## [PROBLEM]
Exactly reproduce each line of the listing that follows.

## [INPUT DATA]
** BEGIN **

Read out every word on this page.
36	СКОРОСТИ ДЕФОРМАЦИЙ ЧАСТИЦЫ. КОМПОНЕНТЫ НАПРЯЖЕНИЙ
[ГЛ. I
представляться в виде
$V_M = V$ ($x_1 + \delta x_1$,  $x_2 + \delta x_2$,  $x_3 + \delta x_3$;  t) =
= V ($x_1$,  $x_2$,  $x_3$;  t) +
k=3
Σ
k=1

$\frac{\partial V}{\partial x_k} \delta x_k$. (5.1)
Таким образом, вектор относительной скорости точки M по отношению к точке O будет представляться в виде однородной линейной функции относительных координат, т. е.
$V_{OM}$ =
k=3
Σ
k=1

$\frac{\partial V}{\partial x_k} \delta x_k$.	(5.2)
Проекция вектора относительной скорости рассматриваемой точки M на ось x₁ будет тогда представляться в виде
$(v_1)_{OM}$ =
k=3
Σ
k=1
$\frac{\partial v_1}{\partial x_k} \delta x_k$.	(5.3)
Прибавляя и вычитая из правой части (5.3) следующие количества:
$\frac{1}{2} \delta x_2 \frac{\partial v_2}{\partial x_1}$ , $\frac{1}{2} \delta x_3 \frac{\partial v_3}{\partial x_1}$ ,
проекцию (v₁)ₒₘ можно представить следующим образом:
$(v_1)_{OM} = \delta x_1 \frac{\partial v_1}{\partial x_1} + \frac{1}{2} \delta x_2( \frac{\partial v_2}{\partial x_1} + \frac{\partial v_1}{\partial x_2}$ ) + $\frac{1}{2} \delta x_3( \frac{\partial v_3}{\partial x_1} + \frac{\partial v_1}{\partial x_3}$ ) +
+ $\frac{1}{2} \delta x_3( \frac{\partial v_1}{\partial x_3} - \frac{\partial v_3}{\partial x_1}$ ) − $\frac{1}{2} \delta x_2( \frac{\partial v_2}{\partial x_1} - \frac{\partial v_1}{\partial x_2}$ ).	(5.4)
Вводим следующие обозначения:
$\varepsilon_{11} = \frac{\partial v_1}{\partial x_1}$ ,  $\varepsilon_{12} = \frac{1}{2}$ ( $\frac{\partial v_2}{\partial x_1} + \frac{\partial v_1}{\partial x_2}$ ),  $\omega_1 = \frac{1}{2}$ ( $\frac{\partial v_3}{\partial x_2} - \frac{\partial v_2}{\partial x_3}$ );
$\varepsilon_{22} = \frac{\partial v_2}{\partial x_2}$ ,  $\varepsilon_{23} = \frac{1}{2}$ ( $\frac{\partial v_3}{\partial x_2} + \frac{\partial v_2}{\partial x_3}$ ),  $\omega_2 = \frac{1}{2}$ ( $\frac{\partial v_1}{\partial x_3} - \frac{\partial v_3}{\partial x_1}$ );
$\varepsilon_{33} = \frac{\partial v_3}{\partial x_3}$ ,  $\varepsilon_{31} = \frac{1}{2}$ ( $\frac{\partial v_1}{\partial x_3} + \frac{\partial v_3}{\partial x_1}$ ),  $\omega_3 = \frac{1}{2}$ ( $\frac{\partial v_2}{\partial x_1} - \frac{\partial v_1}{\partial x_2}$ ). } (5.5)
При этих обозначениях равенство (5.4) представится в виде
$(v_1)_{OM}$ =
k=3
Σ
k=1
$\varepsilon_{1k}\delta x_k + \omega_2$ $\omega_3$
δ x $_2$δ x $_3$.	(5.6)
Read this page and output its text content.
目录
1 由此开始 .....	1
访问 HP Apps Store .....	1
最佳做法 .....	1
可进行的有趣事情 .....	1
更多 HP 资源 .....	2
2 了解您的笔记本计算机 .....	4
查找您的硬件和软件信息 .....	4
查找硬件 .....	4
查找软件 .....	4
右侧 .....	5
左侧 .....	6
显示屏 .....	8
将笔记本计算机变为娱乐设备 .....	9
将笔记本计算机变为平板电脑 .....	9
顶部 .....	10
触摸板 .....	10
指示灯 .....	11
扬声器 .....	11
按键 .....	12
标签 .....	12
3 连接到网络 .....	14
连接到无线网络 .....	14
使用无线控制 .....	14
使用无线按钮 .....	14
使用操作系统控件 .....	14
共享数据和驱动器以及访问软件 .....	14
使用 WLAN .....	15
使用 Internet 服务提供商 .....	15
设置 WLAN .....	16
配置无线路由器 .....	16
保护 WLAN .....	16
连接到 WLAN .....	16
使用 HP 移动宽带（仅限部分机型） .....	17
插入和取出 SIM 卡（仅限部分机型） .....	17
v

** END **

## [PROBLEM SOLUTION]
Read out every word on this page.
36	СКОРОСТИ ДЕФОРМАЦИЙ ЧАСТИЦЫ. КОМПОНЕНТЫ НАПРЯЖЕНИЙ
[ГЛ. I
представляться в виде
$V_M = V$ ($x_1 + \delta x_1$,  $x_2 + \delta x_2$,  $x_3 + \delta x_3$;  t) =
= V ($x_1$,  $x_2$,  $x_3$;  t) +
k=3
Σ
k=1

$\frac{\partial V}{\partial x_k} \delta x_k$. (5.1)
Таким образом, вектор относительной скорости точки M по отношению к точке O будет представляться в виде однородной линейной функции относительных координат, т. е.
$V_{OM}$ =
k=3
Σ
k=1

$\frac{\partial V}{\partial x_k} \delta x_k$.	(5.2)
Проекция вектора относительной скорости рассматриваемой точки M на ось x₁ будет тогда представляться в виде
$(v_1)_{OM}$ =
k=3
Σ
k=1
$\frac{\partial v_1}{\partial x_k} \delta x_k$.	(5.3)
Прибавляя и вычитая из правой части (5.3) следующие количества:
$\frac{1}{2} \delta x_2 \frac{\partial v_2}{\partial x_1}$ , $\frac{1}{2} \delta x_3 \frac{\partial v_3}{\partial x_1}$ ,
проекцию (v₁)ₒₘ можно представить следующим образом:
$(v_1)_{OM} = \delta x_1 \frac{\partial v_1}{\partial x_1} + \frac{1}{2} \delta x_2( \frac{\partial v_2}{\partial x_1} + \frac{\partial v_1}{\partial x_2}$ ) + $\frac{1}{2} \delta x_3( \frac{\partial v_3}{\partial x_1} + \frac{\partial v_1}{\partial x_3}$ ) +
+ $\frac{1}{2} \delta x_3( \frac{\partial v_1}{\partial x_3} - \frac{\partial v_3}{\partial x_1}$ ) − $\frac{1}{2} \delta x_2( \frac{\partial v_2}{\partial x_1} - \frac{\partial v_1}{\partial x_2}$ ).	(5.4)
Вводим следующие обозначения:
$\varepsilon_{11} = \frac{\partial v_1}{\partial x_1}$ ,  $\varepsilon_{12} = \frac{1}{2}$ ( $\frac{\partial v_2}{\partial x_1} + \frac{\partial v_1}{\partial x_2}$ ),  $\omega_1 = \frac{1}{2}$ ( $\frac{\partial v_3}{\partial x_2} - \frac{\partial v_2}{\partial x_3}$ );
$\varepsilon_{22} = \frac{\partial v_2}{\partial x_2}$ ,  $\varepsilon_{23} = \frac{1}{2}$ ( $\frac{\partial v_3}{\partial x_2} + \frac{\partial v_2}{\partial x_3}$ ),  $\omega_2 = \frac{1}{2}$ ( $\frac{\partial v_1}{\partial x_3} - \frac{\partial v_3}{\partial x_1}$ );
$\varepsilon_{33} = \frac{\partial v_3}{\partial x_3}$ ,  $\varepsilon_{31} = \frac{1}{2}$ ( $\frac{\partial v_1}{\partial x_3} + \frac{\partial v_3}{\partial x_1}$ ),  $\omega_3 = \frac{1}{2}$ ( $\frac{\partial v_2}{\partial x_1} - \frac{\partial v_1}{\partial x_2}$ ). } (5.5)
При этих обозначениях равенство (5.4) представится в виде
$(v_1)_{OM}$ =
k=3
Σ
k=1
$\varepsilon_{1k}\delta x_k + \omega_2$ $\omega_3$
δ x $_2$δ x $_3$.	(5.6)
Read this page and output its text content.
目录
1 由此开始 .....	1
访问 HP Apps Store .....	1
最佳做法 .....	1
可进行的有趣事情 .....	1
更多 HP 资源 .....	2
2 了解您的笔记本计算机 .....	4
查找您的硬件和软件信息 .....	4
查找硬件 .....	4
查找软件 .....	4
右侧 .....	5
左侧 .....	6
显示屏 .....	8
将笔记本计算机变为娱乐设备 .....	9
将笔记本计算机变为平板电脑 .....	9
顶部 .....	10
触摸板 .....	10
指示灯 .....	11
扬声器 .....	11
按键 .....	12
标签 .....	12
3 连接到网络 .....	14
连接到无线网络 .....	14
使用无线控制 .....	14
使用无线按钮 .....	14
使用操作系统控件 .....	14
共享数据和驱动器以及访问软件 .....	14
使用 WLAN .....	15
使用 Internet 服务提供商 .....	15
设置 WLAN .....	16
配置无线路由器 .....	16
保护 WLAN .....	16
连接到 WLAN .....	16
使用 HP 移动宽带（仅限部分机型） .....	17
插入和取出 SIM 卡（仅限部分机型） .....	17
v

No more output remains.